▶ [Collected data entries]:
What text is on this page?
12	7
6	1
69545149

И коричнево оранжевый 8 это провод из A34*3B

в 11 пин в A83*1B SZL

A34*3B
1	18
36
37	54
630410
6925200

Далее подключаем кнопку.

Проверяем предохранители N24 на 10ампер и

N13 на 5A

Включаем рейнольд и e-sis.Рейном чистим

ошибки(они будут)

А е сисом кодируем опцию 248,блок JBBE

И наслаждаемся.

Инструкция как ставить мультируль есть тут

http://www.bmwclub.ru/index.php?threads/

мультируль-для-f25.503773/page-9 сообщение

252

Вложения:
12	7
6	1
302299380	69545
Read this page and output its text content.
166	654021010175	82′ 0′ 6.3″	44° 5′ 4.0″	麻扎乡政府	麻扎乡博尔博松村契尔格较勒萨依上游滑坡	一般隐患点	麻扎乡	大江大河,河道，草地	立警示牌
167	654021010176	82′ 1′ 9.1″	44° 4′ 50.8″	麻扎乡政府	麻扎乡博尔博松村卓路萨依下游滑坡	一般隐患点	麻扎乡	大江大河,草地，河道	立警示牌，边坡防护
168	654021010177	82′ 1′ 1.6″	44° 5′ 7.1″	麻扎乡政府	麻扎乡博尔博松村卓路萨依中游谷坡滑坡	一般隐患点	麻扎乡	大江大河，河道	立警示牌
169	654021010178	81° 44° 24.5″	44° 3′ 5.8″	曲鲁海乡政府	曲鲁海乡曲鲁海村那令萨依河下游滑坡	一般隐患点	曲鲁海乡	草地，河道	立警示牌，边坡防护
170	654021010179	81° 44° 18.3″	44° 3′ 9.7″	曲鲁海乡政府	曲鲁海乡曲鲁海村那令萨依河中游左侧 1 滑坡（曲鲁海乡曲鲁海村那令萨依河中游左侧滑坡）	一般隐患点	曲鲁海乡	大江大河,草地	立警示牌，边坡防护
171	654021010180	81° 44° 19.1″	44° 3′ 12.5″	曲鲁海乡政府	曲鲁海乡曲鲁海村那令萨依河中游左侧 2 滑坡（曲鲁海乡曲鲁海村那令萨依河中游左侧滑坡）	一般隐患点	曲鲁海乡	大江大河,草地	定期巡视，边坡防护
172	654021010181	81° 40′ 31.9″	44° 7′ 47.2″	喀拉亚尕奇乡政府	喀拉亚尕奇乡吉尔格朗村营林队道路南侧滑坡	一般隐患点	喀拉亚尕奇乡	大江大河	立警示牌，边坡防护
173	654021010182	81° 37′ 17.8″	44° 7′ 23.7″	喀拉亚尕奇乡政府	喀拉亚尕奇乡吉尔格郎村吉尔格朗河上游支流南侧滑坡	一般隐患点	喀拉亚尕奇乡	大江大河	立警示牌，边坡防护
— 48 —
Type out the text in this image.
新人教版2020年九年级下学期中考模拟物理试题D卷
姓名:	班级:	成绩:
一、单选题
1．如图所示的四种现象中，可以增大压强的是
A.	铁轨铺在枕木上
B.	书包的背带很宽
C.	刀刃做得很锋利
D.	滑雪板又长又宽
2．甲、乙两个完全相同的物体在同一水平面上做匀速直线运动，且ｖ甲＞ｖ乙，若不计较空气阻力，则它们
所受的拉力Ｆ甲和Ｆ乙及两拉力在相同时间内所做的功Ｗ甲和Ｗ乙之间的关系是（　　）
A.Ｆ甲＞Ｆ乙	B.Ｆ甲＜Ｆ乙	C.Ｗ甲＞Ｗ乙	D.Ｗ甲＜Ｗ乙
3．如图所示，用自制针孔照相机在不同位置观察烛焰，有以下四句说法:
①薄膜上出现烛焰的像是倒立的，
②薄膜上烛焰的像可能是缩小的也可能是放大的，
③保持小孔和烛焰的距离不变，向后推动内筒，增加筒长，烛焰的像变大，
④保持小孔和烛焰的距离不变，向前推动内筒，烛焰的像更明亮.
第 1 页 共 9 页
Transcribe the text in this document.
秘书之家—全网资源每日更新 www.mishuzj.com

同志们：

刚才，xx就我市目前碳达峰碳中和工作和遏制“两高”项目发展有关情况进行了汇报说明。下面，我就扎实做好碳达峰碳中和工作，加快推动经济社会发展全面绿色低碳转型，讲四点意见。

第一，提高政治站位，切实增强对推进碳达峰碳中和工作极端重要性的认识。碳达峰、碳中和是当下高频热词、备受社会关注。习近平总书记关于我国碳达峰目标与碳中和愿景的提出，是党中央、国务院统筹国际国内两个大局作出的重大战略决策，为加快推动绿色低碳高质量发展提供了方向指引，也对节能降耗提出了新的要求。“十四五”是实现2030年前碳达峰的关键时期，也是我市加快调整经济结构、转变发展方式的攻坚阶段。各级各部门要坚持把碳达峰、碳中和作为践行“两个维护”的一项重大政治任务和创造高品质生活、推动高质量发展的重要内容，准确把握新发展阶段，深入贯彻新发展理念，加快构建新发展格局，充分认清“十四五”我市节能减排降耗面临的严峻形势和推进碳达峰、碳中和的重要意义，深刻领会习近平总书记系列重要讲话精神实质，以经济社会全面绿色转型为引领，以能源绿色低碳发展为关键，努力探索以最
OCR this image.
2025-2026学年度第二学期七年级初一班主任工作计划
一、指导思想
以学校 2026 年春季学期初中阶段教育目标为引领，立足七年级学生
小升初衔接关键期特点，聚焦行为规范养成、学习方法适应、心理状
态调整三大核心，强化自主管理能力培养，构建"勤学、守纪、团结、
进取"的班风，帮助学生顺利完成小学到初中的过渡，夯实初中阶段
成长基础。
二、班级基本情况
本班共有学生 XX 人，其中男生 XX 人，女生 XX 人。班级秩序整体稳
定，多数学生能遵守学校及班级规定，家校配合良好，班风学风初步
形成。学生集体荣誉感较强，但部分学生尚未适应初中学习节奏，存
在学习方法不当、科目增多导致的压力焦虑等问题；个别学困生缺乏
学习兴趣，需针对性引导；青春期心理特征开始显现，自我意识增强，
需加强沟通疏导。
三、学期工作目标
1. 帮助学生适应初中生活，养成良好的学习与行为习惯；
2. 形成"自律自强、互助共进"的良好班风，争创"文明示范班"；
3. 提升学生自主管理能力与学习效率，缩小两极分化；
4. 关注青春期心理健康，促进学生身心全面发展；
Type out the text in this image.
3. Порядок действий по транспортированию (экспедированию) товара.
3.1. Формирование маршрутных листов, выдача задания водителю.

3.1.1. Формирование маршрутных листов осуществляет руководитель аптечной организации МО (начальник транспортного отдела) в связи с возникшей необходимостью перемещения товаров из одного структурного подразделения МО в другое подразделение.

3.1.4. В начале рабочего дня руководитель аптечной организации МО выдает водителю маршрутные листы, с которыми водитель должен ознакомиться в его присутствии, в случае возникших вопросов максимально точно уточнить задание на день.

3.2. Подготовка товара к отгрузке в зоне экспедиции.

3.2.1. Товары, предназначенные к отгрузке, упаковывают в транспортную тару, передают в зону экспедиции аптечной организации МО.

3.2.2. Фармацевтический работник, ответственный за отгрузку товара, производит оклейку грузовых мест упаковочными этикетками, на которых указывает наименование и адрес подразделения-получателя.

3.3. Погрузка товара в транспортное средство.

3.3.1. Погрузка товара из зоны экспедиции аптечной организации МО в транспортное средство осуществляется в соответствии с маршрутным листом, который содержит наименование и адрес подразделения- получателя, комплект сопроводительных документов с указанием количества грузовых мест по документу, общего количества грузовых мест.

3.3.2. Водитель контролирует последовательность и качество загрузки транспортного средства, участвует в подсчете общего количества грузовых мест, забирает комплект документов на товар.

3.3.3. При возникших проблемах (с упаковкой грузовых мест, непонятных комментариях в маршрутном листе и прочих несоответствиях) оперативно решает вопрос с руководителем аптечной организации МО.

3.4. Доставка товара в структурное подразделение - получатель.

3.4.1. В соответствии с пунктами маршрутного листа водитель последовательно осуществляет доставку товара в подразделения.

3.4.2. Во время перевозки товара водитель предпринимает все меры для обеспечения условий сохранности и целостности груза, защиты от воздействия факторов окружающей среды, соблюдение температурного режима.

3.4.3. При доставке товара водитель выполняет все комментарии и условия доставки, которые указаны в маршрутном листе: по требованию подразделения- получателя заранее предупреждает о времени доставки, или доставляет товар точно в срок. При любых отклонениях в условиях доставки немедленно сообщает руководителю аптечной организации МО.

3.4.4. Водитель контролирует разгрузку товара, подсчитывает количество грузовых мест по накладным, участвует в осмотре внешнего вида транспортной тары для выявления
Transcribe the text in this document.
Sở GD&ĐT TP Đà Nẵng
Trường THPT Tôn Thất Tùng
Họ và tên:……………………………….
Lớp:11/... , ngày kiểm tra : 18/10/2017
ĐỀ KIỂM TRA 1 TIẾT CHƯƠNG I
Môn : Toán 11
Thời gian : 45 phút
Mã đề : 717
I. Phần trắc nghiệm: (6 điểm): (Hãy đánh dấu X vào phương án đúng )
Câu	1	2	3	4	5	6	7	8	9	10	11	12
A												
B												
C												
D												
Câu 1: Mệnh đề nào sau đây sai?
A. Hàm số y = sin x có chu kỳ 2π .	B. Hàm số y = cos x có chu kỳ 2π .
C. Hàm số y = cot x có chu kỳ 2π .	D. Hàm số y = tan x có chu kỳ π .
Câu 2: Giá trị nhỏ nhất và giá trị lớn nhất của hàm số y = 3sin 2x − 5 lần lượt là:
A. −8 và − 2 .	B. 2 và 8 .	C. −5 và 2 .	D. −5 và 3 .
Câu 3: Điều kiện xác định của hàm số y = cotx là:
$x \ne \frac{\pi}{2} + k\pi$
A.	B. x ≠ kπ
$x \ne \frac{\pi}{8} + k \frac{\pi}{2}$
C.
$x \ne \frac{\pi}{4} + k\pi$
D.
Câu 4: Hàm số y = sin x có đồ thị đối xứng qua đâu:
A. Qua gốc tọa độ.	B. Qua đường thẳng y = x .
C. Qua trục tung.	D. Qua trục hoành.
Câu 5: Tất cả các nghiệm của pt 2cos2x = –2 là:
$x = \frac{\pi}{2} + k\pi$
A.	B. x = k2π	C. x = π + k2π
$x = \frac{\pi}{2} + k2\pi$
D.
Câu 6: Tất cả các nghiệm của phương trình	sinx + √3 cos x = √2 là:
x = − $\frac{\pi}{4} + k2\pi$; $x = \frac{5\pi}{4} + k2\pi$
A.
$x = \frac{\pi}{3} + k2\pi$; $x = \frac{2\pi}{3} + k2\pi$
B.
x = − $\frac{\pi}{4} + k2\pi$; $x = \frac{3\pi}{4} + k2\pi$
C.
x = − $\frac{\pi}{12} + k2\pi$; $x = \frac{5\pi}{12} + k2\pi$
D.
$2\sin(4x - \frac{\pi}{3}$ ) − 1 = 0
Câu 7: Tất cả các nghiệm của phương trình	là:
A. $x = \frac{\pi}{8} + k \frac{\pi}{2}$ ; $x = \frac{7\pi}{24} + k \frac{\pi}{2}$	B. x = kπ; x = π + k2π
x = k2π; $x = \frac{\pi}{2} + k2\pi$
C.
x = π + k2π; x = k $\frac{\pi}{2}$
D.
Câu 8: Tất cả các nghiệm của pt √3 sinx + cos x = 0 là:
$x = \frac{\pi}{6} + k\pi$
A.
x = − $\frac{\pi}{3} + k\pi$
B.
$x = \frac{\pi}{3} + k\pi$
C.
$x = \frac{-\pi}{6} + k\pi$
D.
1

▶ [What the task requires]: Gather each line in the data that holds the string "边坡防护".

▶ [Reply to the exercise]:
167	654021010176	82′ 1′ 9.1″	44° 4′ 50.8″	麻扎乡政府	麻扎乡博尔博松村卓路萨依下游滑坡	一般隐患点	麻扎乡	大江大河,草地，河道	立警示牌，边坡防护
169	654021010178	81° 44° 24.5″	44° 3′ 5.8″	曲鲁海乡政府	曲鲁海乡曲鲁海村那令萨依河下游滑坡	一般隐患点	曲鲁海乡	草地，河道	立警示牌，边坡防护
170	654021010179	81° 44° 18.3″	44° 3′ 9.7″	曲鲁海乡政府	曲鲁海乡曲鲁海村那令萨依河中游左侧 1 滑坡（曲鲁海乡曲鲁海村那令萨依河中游左侧滑坡）	一般隐患点	曲鲁海乡	大江大河,草地	立警示牌，边坡防护
171	654021010180	81° 44° 19.1″	44° 3′ 12.5″	曲鲁海乡政府	曲鲁海乡曲鲁海村那令萨依河中游左侧 2 滑坡（曲鲁海乡曲鲁海村那令萨依河中游左侧滑坡）	一般隐患点	曲鲁海乡	大江大河,草地	定期巡视，边坡防护
172	654021010181	81° 40′ 31.9″	44° 7′ 47.2″	喀拉亚尕奇乡政府	喀拉亚尕奇乡吉尔格朗村营林队道路南侧滑坡	一般隐患点	喀拉亚尕奇乡	大江大河	立警示牌，边坡防护
173	654021010182	81° 37′ 17.8″	44° 7′ 23.7″	喀拉亚尕奇乡政府	喀拉亚尕奇乡吉尔格郎村吉尔格朗河上游支流南侧滑坡	一般隐患点	喀拉亚尕奇乡	大江大河	立警示牌，边坡防护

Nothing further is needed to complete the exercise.